(Dataset records)
## START

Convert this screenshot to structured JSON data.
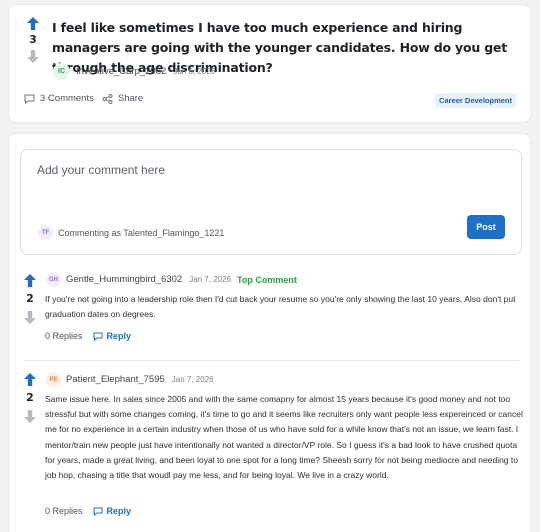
{
  "post": {
    "votes": "3",
    "title": "I feel like sometimes I have too much experience and hiring managers are going with the younger candidates. How do you get through the age discrimination?",
    "author_initials": "IC",
    "author": "Inventive_Carp_2982",
    "date": "Jan 6, 2026",
    "comments_label": "3 Comments",
    "share_label": "Share",
    "tag": "Career Development"
  },
  "editor": {
    "placeholder": "Add your comment here",
    "commenting_initials": "TF",
    "commenting_as": "Commenting as Talented_Flamingo_1221",
    "post_label": "Post"
  },
  "comments": [
    {
      "votes": "2",
      "initials": "GH",
      "author": "Gentle_Hummingbird_6302",
      "date": "Jan 7, 2026",
      "badge": "Top Comment",
      "body": "If you're not going into a leadership role then I'd cut back your resume so you're only showing the last 10 years. Also don't put graduation dates on degrees.",
      "replies": "0 Replies",
      "reply_label": "Reply"
    },
    {
      "votes": "2",
      "initials": "PE",
      "author": "Patient_Elephant_7595",
      "date": "Jan 7, 2026",
      "badge": "",
      "body": "Same issue here. In sales since 2005 and with the same comapny for almost 15 years because it's good money and not too stressful but with some changes coming, it's time to go and it seems like recruiters only want people less expereinced or cancel me for no experience in a certain industry when those of us who have sold for a while know that's not an issue, we learn fast. I mentor/train new people just have intentionally not wanted a director/VP role. So I guess it's a bad look to have crushed quota for years, made a great living, and been loyal to one spot for a long time? Sheesh sorry for not being mediocre and needing to job hop, chasing a title that woudl pay me less, and for being loyal. We live in a crazy world.",
      "replies": "0 Replies",
      "reply_label": "Reply"
    }
  ],
  "colors": {
    "upvote": "#1f6fc7",
    "downvote": "#b5bac0",
    "accent": "#1f6fc7",
    "top_comment": "#2ea043"
  },
  "icons": [
    "arrow-up-icon",
    "arrow-down-icon",
    "comment-icon",
    "share-icon",
    "reply-icon"
  ]
}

## END

### TASK BRIEF
Of the lines above, how many contain the word "years"? Provide the number and nothing else.

### SOLUTION FOR THIS TASK
2